Implementation:Online ml River Metrics MutualInfo
| Knowledge Sources | |
|---|---|
| Domains | Online_Learning, Evaluation_Metrics, Clustering |
| Last Updated | 2026-02-08 16:00 GMT |
Overview
Mutual information based metrics for measuring agreement between two clusterings or label assignments.
Description
This module provides three entropy-based metrics: MutualInfo (raw mutual information between two clusterings), NormalizedMutualInfo (MI normalized to [0,1] range using generalized mean of entropies), and AdjustedMutualInfo (MI adjusted for chance agreement). These metrics are symmetric, permutation-invariant, and useful for comparing clustering results or measuring label assignment agreement when ground truth may be unknown.
Usage
Use MutualInfo metrics to evaluate clustering algorithms or compare label assignments. MutualInfo measures raw similarity. NormalizedMutualInfo scales results between 0 (no mutual information) and 1 (perfect mutual information). AdjustedMutualInfo corrects for chance agreement and is preferred when you want to account for random agreement between clusterings. All three are symmetric and work without knowing which clustering is "true."
Code Reference
Source Location
- Repository: Online_ml_River
- File: river/metrics/mutual_info.py
Signature
class MutualInfo(metrics.base.MultiClassMetric):
def __init__(self, cm=None):
pass
class NormalizedMutualInfo(metrics.base.MultiClassMetric):
def __init__(self, cm=None, average_method="arithmetic"):
# average_method: 'min', 'max', 'arithmetic', 'geometric'
pass
class AdjustedMutualInfo(metrics.base.MultiClassMetric):
def __init__(self, cm=None, average_method="arithmetic"):
# average_method: 'min', 'max', 'arithmetic', 'geometric'
pass
Import
from river import metrics
I/O Contract
| Method | Parameters | Returns | Description |
|---|---|---|---|
| update | y_true, y_pred | None | Updates metric with true and predicted cluster labels |
| get | - | float | Returns mutual information score |
Note: These metrics do not support sample weights (works_with_weights returns False).
Usage Examples
from river import metrics
y_true = [1, 1, 2, 2, 3, 3]
y_pred = [1, 1, 1, 2, 2, 2]
# Raw Mutual Information
metric = metrics.MutualInfo()

— RAW DATA —
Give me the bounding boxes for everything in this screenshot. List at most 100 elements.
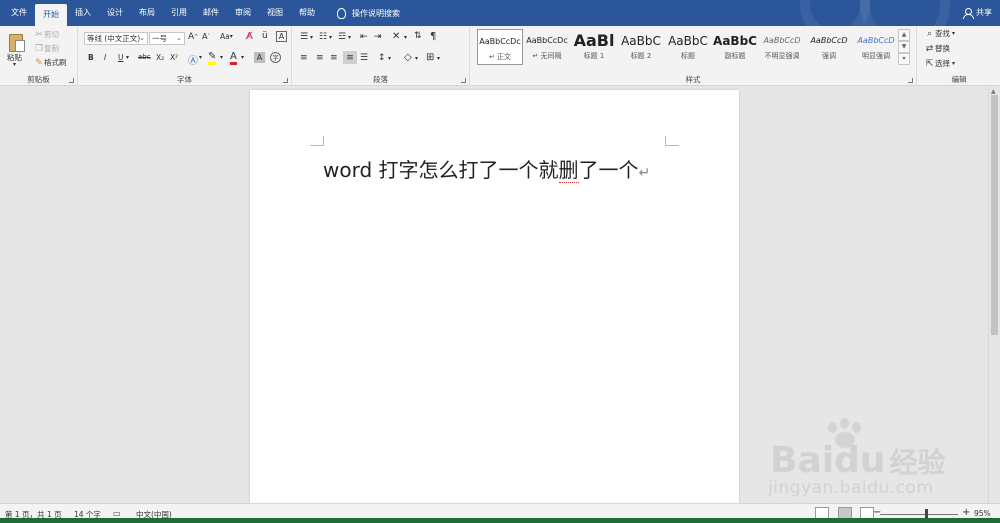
chevron-down-icon[interactable]: ▾ (388, 55, 391, 62)
chevron-down-icon[interactable]: ▾ (310, 34, 313, 41)
change-case-label: Aa (220, 32, 230, 41)
line-spacing-icon[interactable]: ↕ (378, 53, 386, 63)
distributed-icon[interactable]: ☰ (360, 53, 368, 63)
dialog-launcher-icon[interactable] (461, 78, 466, 83)
chevron-down-icon[interactable]: ▾ (220, 54, 223, 61)
style-title[interactable]: AaBbC 标题 (665, 29, 711, 65)
style-normal[interactable]: AaBbCcDc ↵ 正文 (477, 29, 523, 65)
bullets-icon[interactable]: ☰ (300, 32, 308, 42)
chevron-down-icon[interactable]: ▾ (415, 55, 418, 62)
chevron-up-icon[interactable]: ▲ (898, 29, 910, 41)
borders-icon[interactable]: ⊞ (426, 52, 434, 63)
lightbulb-icon (337, 7, 346, 19)
chevron-down-icon[interactable]: ▾ (404, 34, 407, 41)
chevron-down-icon[interactable]: ▾ (348, 34, 351, 41)
align-center-icon[interactable]: ≡ (316, 53, 324, 63)
margin-corner-mark (665, 136, 679, 146)
char-border-icon[interactable]: A (276, 31, 287, 42)
chevron-down-icon[interactable]: ▾ (329, 34, 332, 41)
tab-file[interactable]: 文件 (3, 0, 35, 26)
font-size-combo[interactable]: 一号 ⌄ (149, 32, 185, 45)
style-name: 不明显强调 (764, 52, 800, 60)
zoom-level[interactable]: 95% (974, 509, 991, 518)
text-effects-icon[interactable]: Ⓐ (188, 52, 198, 67)
tab-layout[interactable]: 布局 (131, 0, 163, 26)
scroll-up-icon[interactable]: ▲ (991, 88, 996, 95)
numbering-icon[interactable]: ☷ (319, 32, 327, 42)
style-preview: AaBbC (668, 34, 708, 48)
paintbrush-icon: ✎ (35, 57, 43, 68)
asian-layout-icon[interactable]: ✕ (392, 31, 400, 42)
proofing-icon[interactable]: ▭ (113, 509, 121, 518)
tab-home[interactable]: 开始 (35, 4, 67, 26)
tab-insert[interactable]: 插入 (67, 0, 99, 26)
increase-indent-icon[interactable]: ⇥ (374, 32, 382, 42)
zoom-slider[interactable] (880, 514, 958, 515)
vertical-scrollbar[interactable]: ▲ (988, 87, 1000, 503)
share-button[interactable]: 共享 (963, 0, 992, 26)
bold-button[interactable]: B (88, 53, 94, 62)
chevron-down-icon[interactable]: ▾ (437, 55, 440, 62)
baidu-watermark: Baidu 经验 jingyan.baidu.com (766, 418, 986, 503)
grow-font-button[interactable]: A ^ (188, 32, 198, 42)
style-subtle-emphasis[interactable]: AaBbCcD 不明显强调 (759, 29, 805, 65)
change-case-button[interactable]: Aa ▾ (220, 32, 233, 41)
tab-help[interactable]: 帮助 (291, 0, 323, 26)
tab-view[interactable]: 视图 (259, 0, 291, 26)
tab-design[interactable]: 设计 (99, 0, 131, 26)
tab-review[interactable]: 审阅 (227, 0, 259, 26)
show-marks-icon[interactable]: ¶ (430, 31, 436, 42)
multilevel-list-icon[interactable]: ☲ (338, 32, 346, 42)
char-shading-icon[interactable]: A (254, 52, 265, 63)
select-button[interactable]: ⇱ 选择 ▾ (924, 58, 955, 69)
shading-icon[interactable]: ◇ (404, 52, 412, 63)
underline-button[interactable]: U (118, 53, 124, 62)
tell-me-search[interactable]: 操作说明搜索 (337, 7, 400, 19)
styles-group-label: 样式 (685, 75, 701, 84)
chevron-down-icon[interactable]: ▼ (898, 41, 910, 53)
chevron-down-icon[interactable]: ▾ (241, 54, 244, 61)
style-subtitle[interactable]: AaBbC 副标题 (712, 29, 758, 65)
italic-button[interactable]: I (104, 53, 106, 62)
dialog-launcher-icon[interactable] (69, 78, 74, 83)
align-right-icon[interactable]: ≡ (330, 53, 338, 63)
strikethrough-button[interactable]: abc (138, 53, 151, 61)
style-intense-emphasis[interactable]: AaBbCcD 明显强调 (853, 29, 899, 65)
copy-button[interactable]: ❐ 复制 (34, 43, 59, 54)
sort-icon[interactable]: ⇅ (414, 31, 422, 41)
format-painter-button[interactable]: ✎ 格式刷 (34, 57, 66, 68)
dialog-launcher-icon[interactable] (283, 78, 288, 83)
tab-mailings[interactable]: 邮件 (195, 0, 227, 26)
document-page[interactable]: word 打字怎么打了一个就删了一个↵ (250, 90, 739, 503)
zoom-in-button[interactable]: + (962, 507, 970, 518)
tab-references[interactable]: 引用 (163, 0, 195, 26)
clear-format-icon[interactable]: A̸ (246, 31, 253, 42)
decrease-indent-icon[interactable]: ⇤ (360, 32, 368, 42)
highlight-icon[interactable]: ✎ (208, 51, 217, 65)
style-emphasis[interactable]: AaBbCcD 强调 (806, 29, 852, 65)
font-color-button[interactable]: A (230, 51, 237, 65)
enclose-char-icon[interactable]: 字 (270, 52, 281, 63)
chevron-down-icon[interactable]: ▾ (126, 54, 129, 61)
style-heading-1[interactable]: AaBl 标题 1 (571, 29, 617, 65)
superscript-button[interactable]: X² (170, 53, 178, 62)
dialog-launcher-icon[interactable] (908, 78, 913, 83)
subscript-button[interactable]: X₂ (156, 53, 164, 62)
shrink-font-button[interactable]: Aˇ (202, 32, 210, 41)
style-heading-2[interactable]: AaBbC 标题 2 (618, 29, 664, 65)
style-preview: AaBbC (621, 34, 661, 48)
paste-button[interactable]: 粘贴 ▾ (4, 28, 30, 70)
zoom-out-button[interactable]: − (873, 507, 881, 518)
replace-button[interactable]: ⇄ 替换 (924, 43, 950, 54)
scrollbar-thumb[interactable] (991, 95, 998, 335)
align-left-icon[interactable]: ≡ (300, 53, 308, 63)
font-name-combo[interactable]: 等线 (中文正文) ⌄ (84, 32, 148, 45)
find-button[interactable]: ⌕ 查找 ▾ (924, 28, 955, 39)
style-no-spacing[interactable]: AaBbCcDc ↵ 无间隔 (524, 29, 570, 65)
justify-icon[interactable]: ≡ (343, 51, 357, 64)
cut-button[interactable]: ✂ 剪切 (34, 29, 59, 40)
chevron-down-icon[interactable]: ▾ (199, 54, 202, 61)
document-text[interactable]: word 打字怎么打了一个就删了一个↵ (323, 154, 650, 183)
more-styles-icon[interactable]: ▾ (898, 53, 910, 65)
phonetic-guide-icon[interactable]: ü (262, 31, 268, 41)
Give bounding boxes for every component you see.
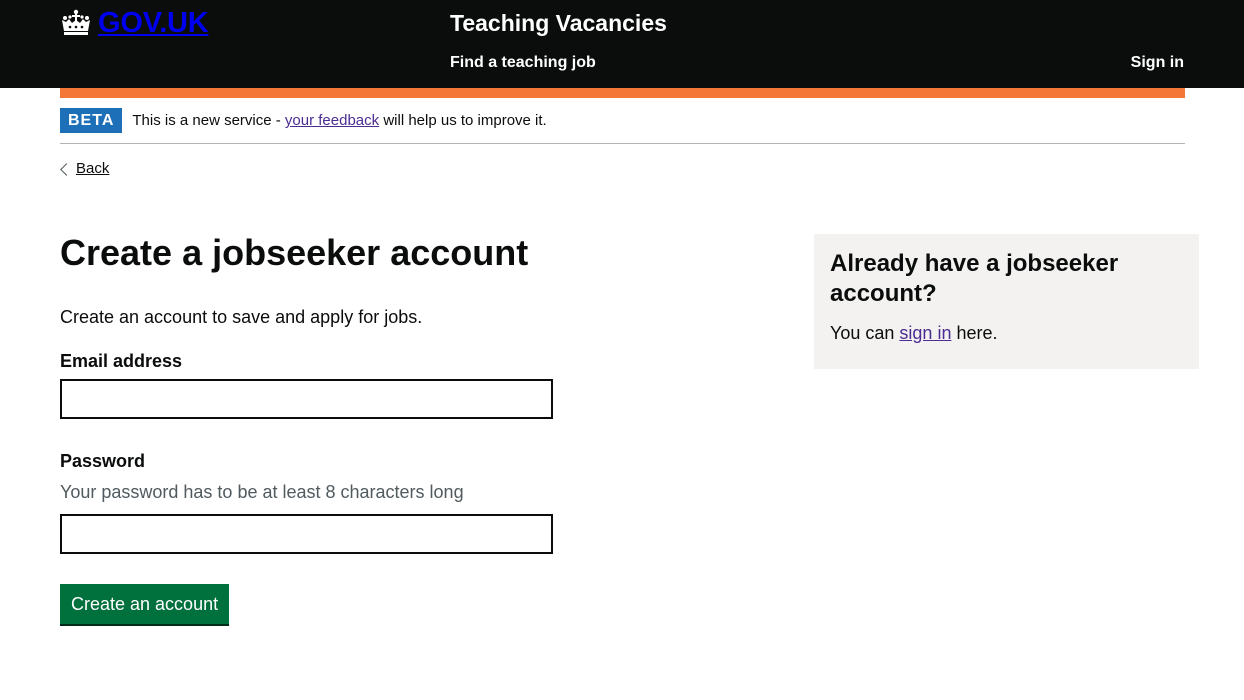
password-label: Password [60,451,146,471]
crown-icon [60,9,92,37]
chevron-left-icon [60,162,73,176]
password-hint: Your password has to be at least 8 chara… [60,482,464,502]
create-account-button[interactable]: Create an account [60,584,230,624]
aside-sign-in-link[interactable]: sign in [899,323,951,343]
sign-in-aside: Already have a jobseeker account? You ca… [814,234,1199,369]
phase-text-before: This is a new service - [132,112,281,129]
aside-heading: Already have a jobseeker account? [830,250,1119,307]
aside-text-before: You can [830,323,895,343]
phase-banner: BETA This is a new service - your feedba… [60,108,1185,144]
phase-colour-bar [60,88,1185,98]
password-field[interactable] [60,514,553,554]
nav-find-teaching-job[interactable]: Find a teaching job [450,53,596,73]
header-sign-in-link[interactable]: Sign in [1131,53,1184,73]
page-title: Create a jobseeker account [60,232,529,273]
beta-tag: BETA [60,108,123,133]
feedback-link[interactable]: your feedback [285,112,379,129]
email-field[interactable] [60,379,553,419]
site-header: GOV.UK Teaching Vacancies Find a teachin… [0,0,1244,88]
back-link[interactable]: Back [60,158,109,180]
govuk-logo-link[interactable]: GOV.UK [60,6,209,40]
email-label: Email address [60,351,183,371]
aside-text-after: here. [956,323,998,343]
phase-banner-text: This is a new service - your feedback wi… [132,108,546,133]
phase-text-after: will help us to improve it. [383,112,547,129]
back-link-label: Back [76,160,110,177]
aside-text: You can sign in here. [830,321,1183,346]
page-lede: Create an account to save and apply for … [60,307,423,327]
logo-text: GOV.UK [98,7,209,39]
service-name-link[interactable]: Teaching Vacancies [450,8,667,38]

— TASKS FOR THIS EXERCISE —
A: Using the mutual information metrics page, decide whether each statement agrees with it: (i) NormalizedMutualInfo gives results between 0 and 1; (ii) these metrics support sample weights; (iii) the default average_method for AdjustedMutualInfo is "geometric". Answer yes or no for each and quote the deciding words.
B: In the records, output as a JSON list of strings the lines from the line containing "chevron-down-icon[interactable]: ▾ (388, 55, 391, 62)" up to and including the line containing "lightbulb-icon (337, 7, 346, 19)", one string per line, with blank lines omitted.

— ANSWERS —
A:
(i) Yes: "NormalizedMutualInfo scales results between 0 (no mutual information) and 1 (perfect mutual information)."
(ii) No: "These metrics do not support sample weights (works_with_weights returns False)."
(iii) No: "def __init__(self, cm=None, average_method="arithmetic"):"

B:
[
  "chevron-down-icon[interactable]: ▾ (388, 55, 391, 62)",
  "chevron-down-icon[interactable]: ▾ (310, 34, 313, 41)",
  "change-case-label: Aa (220, 32, 230, 41)",
  "line-spacing-icon[interactable]: ↕ (378, 53, 386, 63)",
  "distributed-icon[interactable]: ☰ (360, 53, 368, 63)",
  "dialog-launcher-icon[interactable] (461, 78, 466, 83)",
  "chevron-down-icon[interactable]: ▾ (220, 54, 223, 61)",
  "style-title[interactable]: AaBbC 标题 (665, 29, 711, 65)",
  "style-normal[interactable]: AaBbCcDc ↵ 正文 (477, 29, 523, 65)",
  "bullets-icon[interactable]: ☰ (300, 32, 308, 42)",
  "chevron-down-icon[interactable]: ▾ (415, 55, 418, 62)",
  "chevron-up-icon[interactable]: ▲ (898, 29, 910, 41)",
  "borders-icon[interactable]: ⊞ (426, 52, 434, 63)",
  "lightbulb-icon (337, 7, 346, 19)"
]